## BEGIN Extracted records

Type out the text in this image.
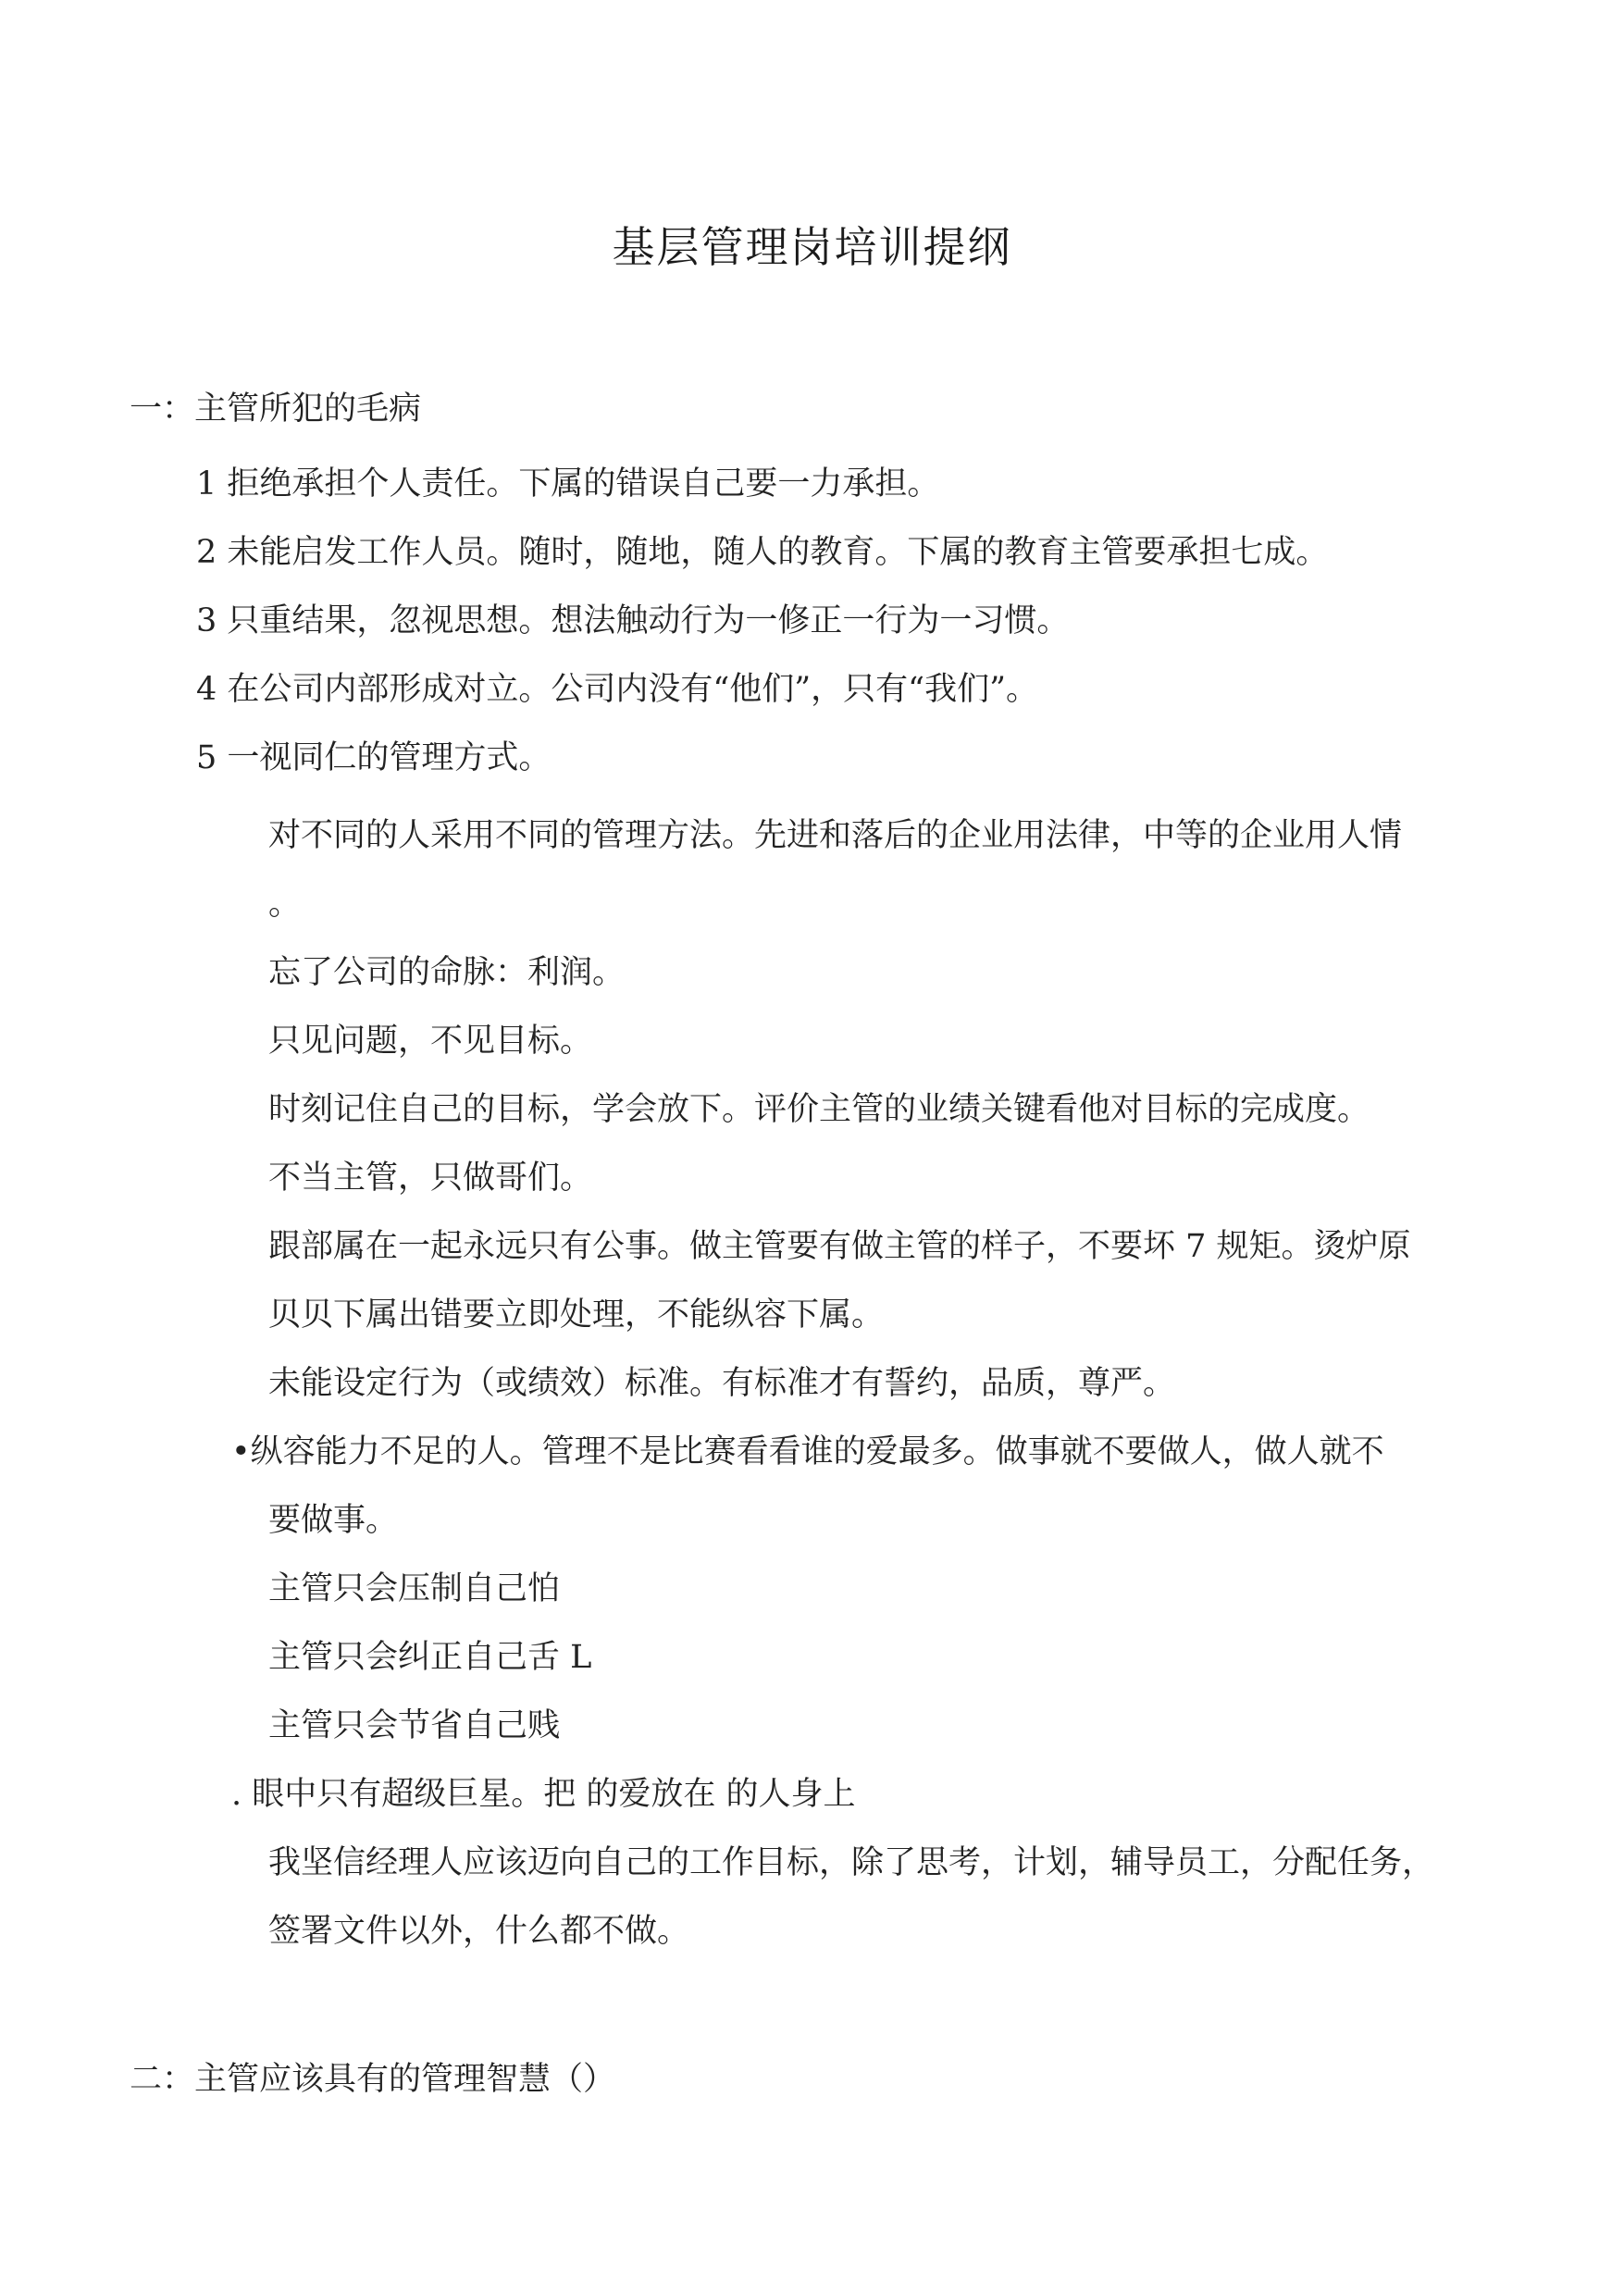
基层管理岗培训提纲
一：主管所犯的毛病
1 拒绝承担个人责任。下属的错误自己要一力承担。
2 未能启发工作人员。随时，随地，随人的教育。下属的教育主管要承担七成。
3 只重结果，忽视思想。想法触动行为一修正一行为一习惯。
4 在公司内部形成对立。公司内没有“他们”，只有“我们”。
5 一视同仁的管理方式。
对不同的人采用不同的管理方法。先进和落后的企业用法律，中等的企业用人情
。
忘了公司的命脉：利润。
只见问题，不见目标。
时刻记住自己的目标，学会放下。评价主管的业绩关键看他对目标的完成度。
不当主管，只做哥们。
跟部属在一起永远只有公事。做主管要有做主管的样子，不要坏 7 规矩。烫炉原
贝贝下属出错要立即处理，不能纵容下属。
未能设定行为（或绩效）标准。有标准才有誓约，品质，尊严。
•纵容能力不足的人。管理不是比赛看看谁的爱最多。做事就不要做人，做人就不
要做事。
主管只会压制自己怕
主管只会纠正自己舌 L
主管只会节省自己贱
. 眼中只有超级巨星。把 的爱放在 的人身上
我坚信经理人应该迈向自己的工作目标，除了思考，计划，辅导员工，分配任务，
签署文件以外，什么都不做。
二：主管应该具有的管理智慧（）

## END Extracted records

■ Goal ■
Strip out the pictures and quote the remaining data word for word.

■ Reply ■
Type out the text in this image.
基层管理岗培训提纲
一：主管所犯的毛病
1 拒绝承担个人责任。下属的错误自己要一力承担。
2 未能启发工作人员。随时，随地，随人的教育。下属的教育主管要承担七成。
3 只重结果，忽视思想。想法触动行为一修正一行为一习惯。
4 在公司内部形成对立。公司内没有“他们”，只有“我们”。
5 一视同仁的管理方式。
对不同的人采用不同的管理方法。先进和落后的企业用法律，中等的企业用人情
。
忘了公司的命脉：利润。
只见问题，不见目标。
时刻记住自己的目标，学会放下。评价主管的业绩关键看他对目标的完成度。
不当主管，只做哥们。
跟部属在一起永远只有公事。做主管要有做主管的样子，不要坏 7 规矩。烫炉原
贝贝下属出错要立即处理，不能纵容下属。
未能设定行为（或绩效）标准。有标准才有誓约，品质，尊严。
•纵容能力不足的人。管理不是比赛看看谁的爱最多。做事就不要做人，做人就不
要做事。
主管只会压制自己怕
主管只会纠正自己舌 L
主管只会节省自己贱
. 眼中只有超级巨星。把 的爱放在 的人身上
我坚信经理人应该迈向自己的工作目标，除了思考，计划，辅导员工，分配任务，
签署文件以外，什么都不做。
二：主管应该具有的管理智慧（）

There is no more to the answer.